**Prompt**
Reproduce word for word the passage from "Short term? What" to "do the job." in the reader comments on EU membership and immigration below.

--- START Document section ---

That includes freedom of movement whoich provides benefits by itself.
No, that is precisely what the referendum _was_ about, abrogating the Treaty of Rome
https://en.wikisource.org/wiki/Treaty_establishing_the_European_Economic_Community
I would be surprised if any gathering of civil servants knew what an injection moulding or weld was, let alone could make a decision about such. I recall an uncle telling me that during WWII folk who were unemployed were taught to be welders in weeks: and this publication has already corrected my comment about Rosie the Riveter. If it was good enough in those days, surely to do the same to prepare for the newest economic conflict post Biscuit would be acceptable as well!
We didn’t give it! they took it! because to do so continues their status to remain in power.
Short term? What extent of short-term pandering to short term fads will keep us there?
Then do that!
Immigration should be directly tied to the country’s skill needs. Applicants should be assessed based on a fair and open competition that looks at the skills, a definite job offer, financial viability and health of all applicants. Short term, low skilled, seasonal workers should be managed outside of this system using temporary visas. Like many other countries if a UK employer wants to hire a foreign worker they should have to demonstrate that there are no UK residents available that could do the job.
There are no reasons why EU workers should receive special privileges, particularly, if we are an egalitarian society – hire the best person for the job regardless of race, religeon or sex. The argument that such a policy would restrict UK workers ability to work in EU countries is a fallacy as most UK workers only have one language, english, and therefore could only get unskilled work abroad at best.

--- END Document section ---
--- START Excerpted data ---

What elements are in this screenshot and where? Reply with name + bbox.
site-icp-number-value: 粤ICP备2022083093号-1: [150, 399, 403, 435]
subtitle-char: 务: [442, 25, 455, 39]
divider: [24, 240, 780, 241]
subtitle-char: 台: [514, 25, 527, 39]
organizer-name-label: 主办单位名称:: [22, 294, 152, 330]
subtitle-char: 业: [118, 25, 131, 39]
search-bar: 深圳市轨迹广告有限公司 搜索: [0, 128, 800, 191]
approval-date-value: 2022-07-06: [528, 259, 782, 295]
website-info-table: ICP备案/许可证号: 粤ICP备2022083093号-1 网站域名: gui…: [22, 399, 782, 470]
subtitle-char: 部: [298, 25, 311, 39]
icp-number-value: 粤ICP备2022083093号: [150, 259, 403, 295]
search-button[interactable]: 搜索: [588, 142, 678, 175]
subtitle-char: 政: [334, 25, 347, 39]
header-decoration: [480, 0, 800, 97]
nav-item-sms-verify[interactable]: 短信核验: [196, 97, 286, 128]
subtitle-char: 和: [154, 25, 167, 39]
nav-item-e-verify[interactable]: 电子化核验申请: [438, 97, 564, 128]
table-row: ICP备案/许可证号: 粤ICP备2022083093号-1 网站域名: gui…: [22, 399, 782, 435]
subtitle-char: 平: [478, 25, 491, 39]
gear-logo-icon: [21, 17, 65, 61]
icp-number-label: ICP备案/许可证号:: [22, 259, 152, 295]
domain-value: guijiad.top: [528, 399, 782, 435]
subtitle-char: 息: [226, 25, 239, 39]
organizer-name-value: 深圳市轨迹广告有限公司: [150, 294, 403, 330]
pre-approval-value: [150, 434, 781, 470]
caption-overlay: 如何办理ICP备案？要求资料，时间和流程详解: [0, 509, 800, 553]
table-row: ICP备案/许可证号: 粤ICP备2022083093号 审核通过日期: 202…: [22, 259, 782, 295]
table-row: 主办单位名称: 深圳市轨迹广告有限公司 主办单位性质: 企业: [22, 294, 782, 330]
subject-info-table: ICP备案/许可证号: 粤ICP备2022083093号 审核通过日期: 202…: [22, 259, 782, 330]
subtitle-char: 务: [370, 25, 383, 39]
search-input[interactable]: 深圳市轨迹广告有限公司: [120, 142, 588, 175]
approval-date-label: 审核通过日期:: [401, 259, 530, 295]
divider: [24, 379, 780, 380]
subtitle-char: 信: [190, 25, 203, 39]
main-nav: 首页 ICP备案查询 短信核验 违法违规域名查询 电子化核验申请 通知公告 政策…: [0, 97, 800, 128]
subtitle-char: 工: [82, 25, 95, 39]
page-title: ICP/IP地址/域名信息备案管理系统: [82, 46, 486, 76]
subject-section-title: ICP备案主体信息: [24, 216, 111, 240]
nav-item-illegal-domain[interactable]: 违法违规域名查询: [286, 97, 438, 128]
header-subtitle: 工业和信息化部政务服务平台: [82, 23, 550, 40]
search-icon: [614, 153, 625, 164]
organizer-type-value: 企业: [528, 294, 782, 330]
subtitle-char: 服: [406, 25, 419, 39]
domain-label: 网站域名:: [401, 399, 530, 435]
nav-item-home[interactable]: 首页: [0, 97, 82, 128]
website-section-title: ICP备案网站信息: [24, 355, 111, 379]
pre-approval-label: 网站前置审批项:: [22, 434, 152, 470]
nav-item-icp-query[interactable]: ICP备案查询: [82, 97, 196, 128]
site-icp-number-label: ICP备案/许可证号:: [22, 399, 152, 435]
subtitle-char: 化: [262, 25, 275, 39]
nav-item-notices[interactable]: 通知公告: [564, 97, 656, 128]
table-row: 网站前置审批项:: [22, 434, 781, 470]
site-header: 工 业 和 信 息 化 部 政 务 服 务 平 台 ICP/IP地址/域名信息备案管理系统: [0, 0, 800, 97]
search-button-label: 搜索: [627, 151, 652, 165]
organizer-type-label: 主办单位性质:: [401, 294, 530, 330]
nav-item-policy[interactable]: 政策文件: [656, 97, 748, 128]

--- END Excerpted data ---

**Problem solution**
Short term? What extent of short-term pandering to short term fads will keep us there?
Then do that!
Immigration should be directly tied to the country’s skill needs. Applicants should be assessed based on a fair and open competition that looks at the skills, a definite job offer, financial viability and health of all applicants. Short term, low skilled, seasonal workers should be managed outside of this system using temporary visas. Like many other countries if a UK employer wants to hire a foreign worker they should have to demonstrate that there are no UK residents available that could do the job.